:: Exercise details ::
Will you output the entries below exactly, skipping every image they contain?

Extracted data entries:
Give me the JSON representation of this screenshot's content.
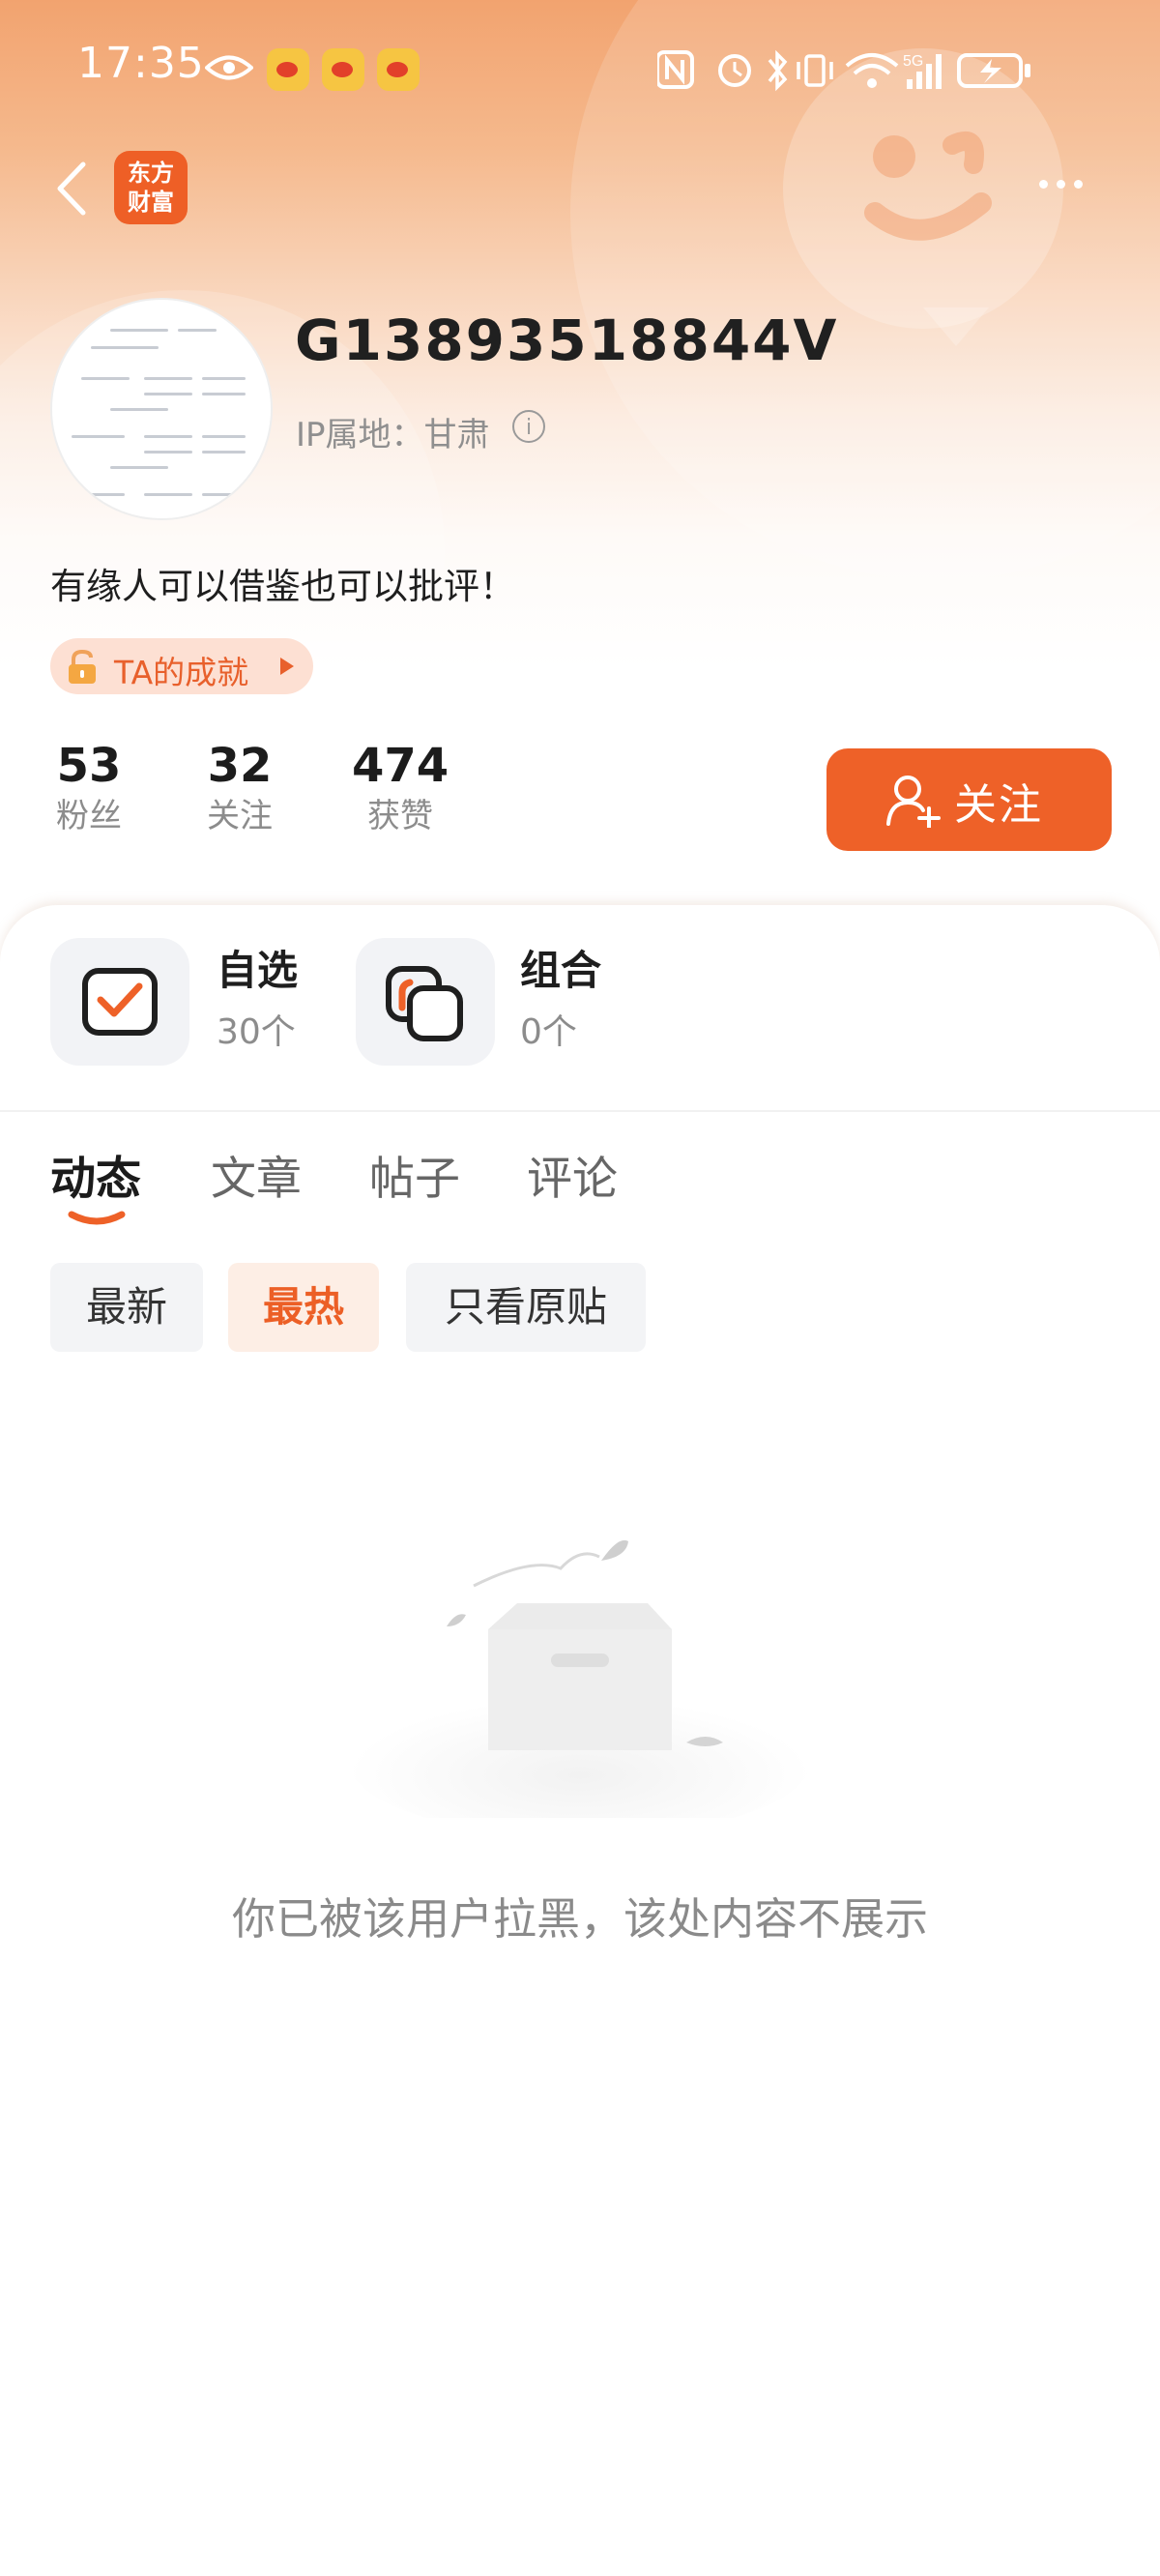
{
  "status_bar": {
    "time": "17:35",
    "network": "5G"
  },
  "nav": {
    "logo_line1": "东方",
    "logo_line2": "财富"
  },
  "profile": {
    "username": "G13893518844V",
    "ip_location": "IP属地：甘肃",
    "bio": "有缘人可以借鉴也可以批评！",
    "achievement_label": "TA的成就"
  },
  "stats": [
    {
      "value": "53",
      "label": "粉丝"
    },
    {
      "value": "32",
      "label": "关注"
    },
    {
      "value": "474",
      "label": "获赞"
    }
  ],
  "follow_button": {
    "label": "关注"
  },
  "tools": [
    {
      "title": "自选",
      "count": "30个"
    },
    {
      "title": "组合",
      "count": "0个"
    }
  ],
  "tabs": [
    {
      "label": "动态",
      "active": true
    },
    {
      "label": "文章",
      "active": false
    },
    {
      "label": "帖子",
      "active": false
    },
    {
      "label": "评论",
      "active": false
    }
  ],
  "filters": [
    {
      "label": "最新",
      "active": false
    },
    {
      "label": "最热",
      "active": true
    },
    {
      "label": "只看原贴",
      "active": false
    }
  ],
  "empty_state": {
    "message": "你已被该用户拉黑，该处内容不展示"
  },
  "colors": {
    "accent": "#EE6128",
    "header_top": "#F2A36F",
    "logo_bg": "#EE5F26"
  }
}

:: The reply ::
Give me the JSON representation of this screenshot's content.
{
  "status_bar": {
    "time": "17:35",
    "network": "5G"
  },
  "nav": {
    "logo_line1": "东方",
    "logo_line2": "财富"
  },
  "profile": {
    "username": "G13893518844V",
    "ip_location": "IP属地：甘肃",
    "bio": "有缘人可以借鉴也可以批评！",
    "achievement_label": "TA的成就"
  },
  "stats": [
    {
      "value": "53",
      "label": "粉丝"
    },
    {
      "value": "32",
      "label": "关注"
    },
    {
      "value": "474",
      "label": "获赞"
    }
  ],
  "follow_button": {
    "label": "关注"
  },
  "tools": [
    {
      "title": "自选",
      "count": "30个"
    },
    {
      "title": "组合",
      "count": "0个"
    }
  ],
  "tabs": [
    {
      "label": "动态",
      "active": true
    },
    {
      "label": "文章",
      "active": false
    },
    {
      "label": "帖子",
      "active": false
    },
    {
      "label": "评论",
      "active": false
    }
  ],
  "filters": [
    {
      "label": "最新",
      "active": false
    },
    {
      "label": "最热",
      "active": true
    },
    {
      "label": "只看原贴",
      "active": false
    }
  ],
  "empty_state": {
    "message": "你已被该用户拉黑，该处内容不展示"
  },
  "colors": {
    "accent": "#EE6128",
    "header_top": "#F2A36F",
    "logo_bg": "#EE5F26"
  }
}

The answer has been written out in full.